DIRECTIONS:
Extract every line below that contains the word "JSON".

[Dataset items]
<<<<
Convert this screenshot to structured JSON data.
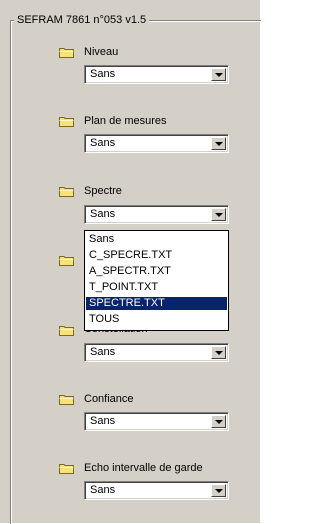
{
  "panel": {
    "title": "SEFRAM 7861 n°053 v1.5"
  },
  "groups": [
    {
      "label": "Niveau",
      "value": "Sans",
      "icon": "folder-icon"
    },
    {
      "label": "Plan de mesures",
      "value": "Sans",
      "icon": "folder-icon"
    },
    {
      "label": "Spectre",
      "value": "Sans",
      "icon": "folder-icon"
    },
    {
      "label": "",
      "value": "",
      "icon": "folder-icon"
    },
    {
      "label": "Constellation",
      "value": "Sans",
      "icon": "folder-icon"
    },
    {
      "label": "Confiance",
      "value": "Sans",
      "icon": "folder-icon"
    },
    {
      "label": "Echo intervalle de garde",
      "value": "Sans",
      "icon": "folder-icon"
    }
  ],
  "dropdown": {
    "options": [
      "Sans",
      "C_SPECRE.TXT",
      "A_SPECTR.TXT",
      "T_POINT.TXT",
      "SPECTRE.TXT",
      "TOUS"
    ],
    "selected_index": 4
  },
  "colors": {
    "highlight": "#0a246a",
    "face": "#d4d0c8"
  }
}
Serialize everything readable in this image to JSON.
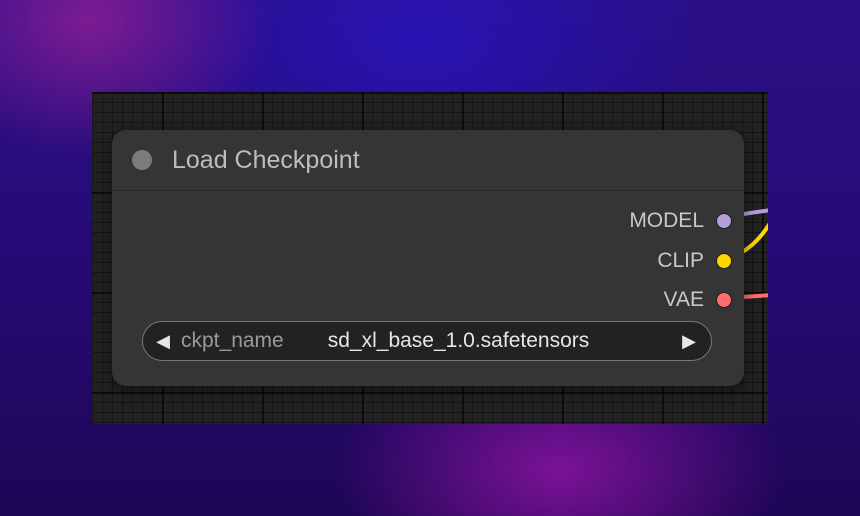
{
  "node": {
    "title": "Load Checkpoint",
    "outputs": [
      {
        "label": "MODEL",
        "color": "#b39ddb"
      },
      {
        "label": "CLIP",
        "color": "#ffd500"
      },
      {
        "label": "VAE",
        "color": "#ff6e6e"
      }
    ],
    "widget": {
      "label": "ckpt_name",
      "value": "sd_xl_base_1.0.safetensors",
      "left_arrow": "◀",
      "right_arrow": "▶"
    }
  }
}
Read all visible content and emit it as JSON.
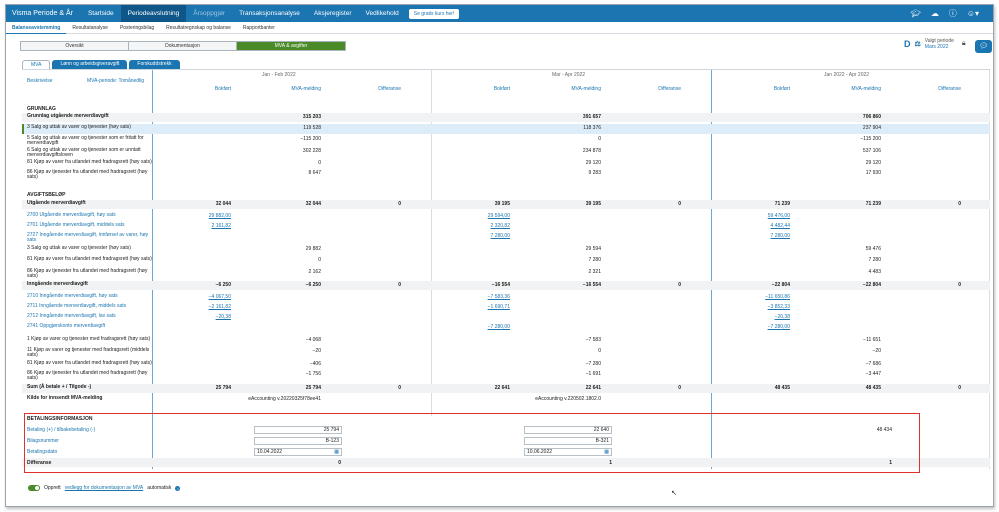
{
  "topnav": {
    "brand": "Visma Periode & År",
    "items": [
      {
        "label": "Startside",
        "state": "normal"
      },
      {
        "label": "Periodeavslutning",
        "state": "active"
      },
      {
        "label": "Årsoppgjør",
        "state": "muted"
      },
      {
        "label": "Transaksjonsanalyse",
        "state": "normal"
      },
      {
        "label": "Aksjeregister",
        "state": "normal"
      },
      {
        "label": "Vedlikehold",
        "state": "normal"
      }
    ],
    "trial_button": "Se gratis kurs her!",
    "icons": [
      "graduation-cap-icon",
      "refresh-cloud-icon",
      "help-icon",
      "user-icon"
    ]
  },
  "subnav": {
    "items": [
      "Balanseavstemming",
      "Resultatanalyse",
      "Posteringsbilag",
      "Resultatregnskap og balanse",
      "Rapportbanter"
    ],
    "active_index": 0
  },
  "segments": {
    "items": [
      "Oversikt",
      "Dokumentasjon",
      "MVA & avgifter"
    ],
    "active_index": 2
  },
  "period": {
    "label": "Valgt periode",
    "value": "Mars 2022"
  },
  "tabs": {
    "items": [
      "MVA",
      "Lønn og arbeidsgiveravgift",
      "Forskuddstrekk"
    ],
    "active_index": 0
  },
  "table": {
    "desc_header": "Beskrivelse",
    "mva_period_header": "MVA-periode: Tomånedlig",
    "period_headers": [
      "Jan - Feb 2022",
      "Mar - Apr 2022",
      "Jan 2022 - Apr 2022"
    ],
    "col_headers": [
      "Bokført",
      "MVA-melding",
      "Differanse"
    ],
    "sections": {
      "grunnlag": "GRUNNLAG",
      "avgift": "AVGIFTSBELØP",
      "betaling": "BETALINGSINFORMASJON"
    },
    "rows": {
      "grunnlag_total": {
        "label": "Grunnlag utgående merverdiavgift",
        "values": [
          "",
          "315 203",
          "",
          "",
          "391 657",
          "",
          "",
          "706 860",
          ""
        ]
      },
      "r3": {
        "label": "3 Salg og uttak av varer og tjenester (høy sats)",
        "values": [
          "",
          "119 528",
          "",
          "",
          "118 376",
          "",
          "",
          "237 904",
          ""
        ]
      },
      "r5": {
        "label": "5 Salg og uttak av varer og tjenester som er fritatt for merverdiavgift",
        "values": [
          "",
          "−115 200",
          "",
          "",
          "0",
          "",
          "",
          "−115 200",
          ""
        ]
      },
      "r6": {
        "label": "6 Salg og uttak av varer og tjenester som er unntatt merverdiavgiftsloven",
        "values": [
          "",
          "302 228",
          "",
          "",
          "234 878",
          "",
          "",
          "537 106",
          ""
        ]
      },
      "r81": {
        "label": "81 Kjøp av varer fra utlandet med fradragsrett (høy sats)",
        "values": [
          "",
          "0",
          "",
          "",
          "29 120",
          "",
          "",
          "29 120",
          ""
        ]
      },
      "r86": {
        "label": "86 Kjøp av tjenester fra utlandet med fradragsrett (høy sats)",
        "values": [
          "",
          "8 647",
          "",
          "",
          "9 283",
          "",
          "",
          "17 930",
          ""
        ]
      },
      "utg_total": {
        "label": "Utgående merverdiavgift",
        "values": [
          "32 044",
          "32 044",
          "0",
          "39 195",
          "39 195",
          "0",
          "71 239",
          "71 239",
          "0"
        ]
      },
      "a2700": {
        "label": "2700 Utgående merverdiavgift, høy sats",
        "values": [
          "29 882,00",
          "",
          "",
          "29 594,00",
          "",
          "",
          "59 476,00",
          "",
          ""
        ]
      },
      "a2701": {
        "label": "2701 Utgående merverdiavgift, middels sats",
        "values": [
          "2 161,82",
          "",
          "",
          "2 320,82",
          "",
          "",
          "4 482,44",
          "",
          ""
        ]
      },
      "a2727": {
        "label": "2727 Inngående merverdiavgift, innførsel av varer, høy sats",
        "values": [
          "",
          "",
          "",
          "7 280,00",
          "",
          "",
          "7 280,00",
          "",
          ""
        ]
      },
      "u3": {
        "label": "3 Salg og uttak av varer og tjenester (høy sats)",
        "values": [
          "",
          "29 882",
          "",
          "",
          "29 594",
          "",
          "",
          "59 476",
          ""
        ]
      },
      "u81": {
        "label": "81 Kjøp av varer fra utlandet med fradragsrett (høy sats)",
        "values": [
          "",
          "0",
          "",
          "",
          "7 280",
          "",
          "",
          "7 280",
          ""
        ]
      },
      "u86": {
        "label": "86 Kjøp av tjenester fra utlandet med fradragsrett (høy sats)",
        "values": [
          "",
          "2 162",
          "",
          "",
          "2 321",
          "",
          "",
          "4 483",
          ""
        ]
      },
      "inn_total": {
        "label": "Inngående merverdiavgift",
        "values": [
          "−6 250",
          "−6 250",
          "0",
          "−16 554",
          "−16 554",
          "0",
          "−22 804",
          "−22 804",
          "0"
        ]
      },
      "a2710": {
        "label": "2710 Inngående merverdiavgift, høy sats",
        "values": [
          "−4 067,50",
          "",
          "",
          "−7 583,36",
          "",
          "",
          "−11 650,86",
          "",
          ""
        ]
      },
      "a2711": {
        "label": "2711 Inngående merverdiavgift, middels sats",
        "values": [
          "−2 161,82",
          "",
          "",
          "−1 690,71",
          "",
          "",
          "−3 852,33",
          "",
          ""
        ]
      },
      "a2712": {
        "label": "2712 Inngående merverdiavgift, lav sats",
        "values": [
          "−20,38",
          "",
          "",
          "",
          "",
          "",
          "−20,38",
          "",
          ""
        ]
      },
      "a2741": {
        "label": "2741 Oppgjørskonto merverdiavgift",
        "values": [
          "",
          "",
          "",
          "−7 280,00",
          "",
          "",
          "−7 280,00",
          "",
          ""
        ]
      },
      "i1": {
        "label": "1 Kjøp av varer og tjenester med fradragsrett (høy sats)",
        "values": [
          "",
          "−4 068",
          "",
          "",
          "−7 583",
          "",
          "",
          "−11 651",
          ""
        ]
      },
      "i11": {
        "label": "11 Kjøp av varer og tjenester med fradragsrett (middels sats)",
        "values": [
          "",
          "−20",
          "",
          "",
          "0",
          "",
          "",
          "−20",
          ""
        ]
      },
      "i81": {
        "label": "81 Kjøp av varer fra utlandet med fradragsrett (høy sats)",
        "values": [
          "",
          "−406",
          "",
          "",
          "−7 280",
          "",
          "",
          "−7 686",
          ""
        ]
      },
      "i86": {
        "label": "86 Kjøp av tjenester fra utlandet med fradragsrett (høy sats)",
        "values": [
          "",
          "−1 756",
          "",
          "",
          "−1 691",
          "",
          "",
          "−3 447",
          ""
        ]
      },
      "sum": {
        "label": "Sum (Å betale + / Tilgode -)",
        "values": [
          "25 794",
          "25 794",
          "0",
          "22 641",
          "22 641",
          "0",
          "48 435",
          "48 435",
          "0"
        ]
      },
      "kilde": {
        "label": "Kilde for innsendt MVA-melding",
        "values": [
          "",
          "eAccounting v.20220325f78ee41",
          "",
          "",
          "eAccounting v.220502.1802.0",
          "",
          "",
          "",
          ""
        ]
      }
    },
    "payment": {
      "betaling_label": "Betaling (+) / tilbakebetaling (-)",
      "bilag_label": "Bilagsnummer",
      "dato_label": "Betalingsdato",
      "diff_label": "Differanse",
      "p1": {
        "betaling": "25 794",
        "bilag": "B-123",
        "dato": "10.04.2022",
        "diff": "0"
      },
      "p2": {
        "betaling": "22 640",
        "bilag": "B-321",
        "dato": "10.06.2022",
        "diff": "1"
      },
      "total": {
        "betaling": "48 434",
        "diff": "1"
      }
    }
  },
  "footer": {
    "prefix": "Opprett",
    "link": "vedlegg for dokumentasjon av MVA",
    "suffix": "automatisk"
  }
}
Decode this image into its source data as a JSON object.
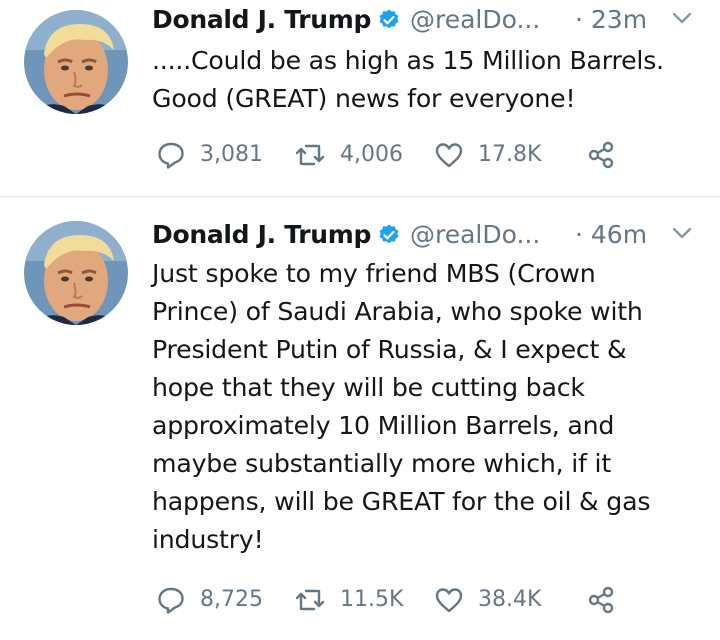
{
  "tweets": [
    {
      "author_name": "Donald J. Trump",
      "handle": "@realDo...",
      "time": "· 23m",
      "lines": [
        ".....Could be as high as 15 Million Barrels.",
        "Good (GREAT) news for everyone!"
      ],
      "replies": "3,081",
      "retweets": "4,006",
      "likes": "17.8K"
    },
    {
      "author_name": "Donald J. Trump",
      "handle": "@realDo...",
      "time": "· 46m",
      "lines": [
        "Just spoke to my friend MBS (Crown",
        "Prince) of Saudi Arabia, who spoke with",
        "President Putin of Russia, & I expect &",
        "hope that they will be cutting back",
        "approximately 10 Million Barrels, and",
        "maybe substantially more which, if it",
        "happens, will be GREAT for the oil & gas",
        "industry!"
      ],
      "replies": "8,725",
      "retweets": "11.5K",
      "likes": "38.4K"
    }
  ],
  "colors": {
    "text": "#14171a",
    "secondary": "#657786",
    "verified_blue": "#1da1f2",
    "divider": "#e1e8ed"
  },
  "icons": {
    "verified": "verified-badge-icon",
    "chevron": "chevron-down-icon",
    "reply": "reply-icon",
    "retweet": "retweet-icon",
    "like": "heart-icon",
    "share": "share-icon"
  }
}
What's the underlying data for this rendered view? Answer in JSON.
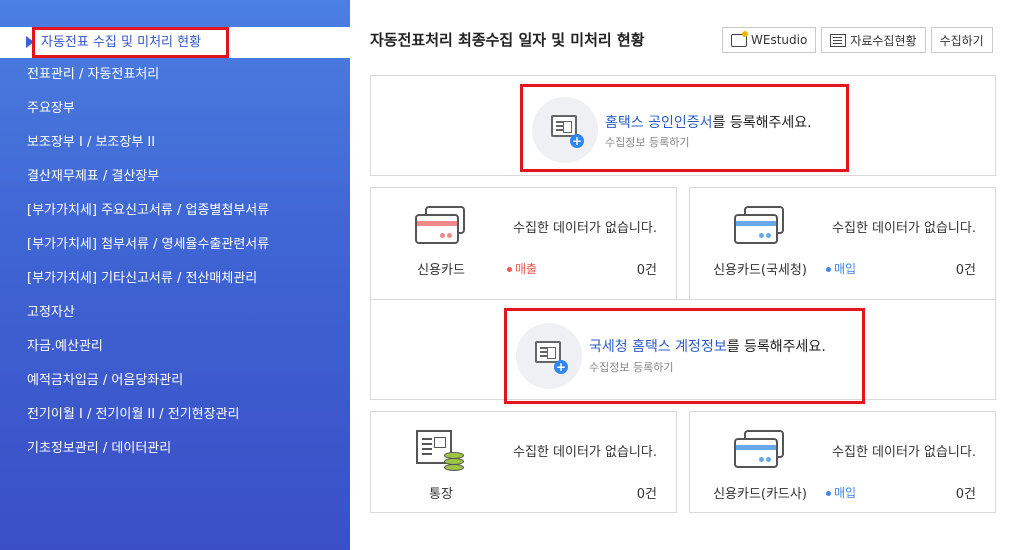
>>>>
EXPECTED ANSWER:
Convert this screenshot to structured JSON data.
Serialize everything readable in this image to JSON.
Read all visible content and emit it as JSON.
Decode this image into its source data as a JSON object.
What's the underlying data for this rendered view? Answer in JSON.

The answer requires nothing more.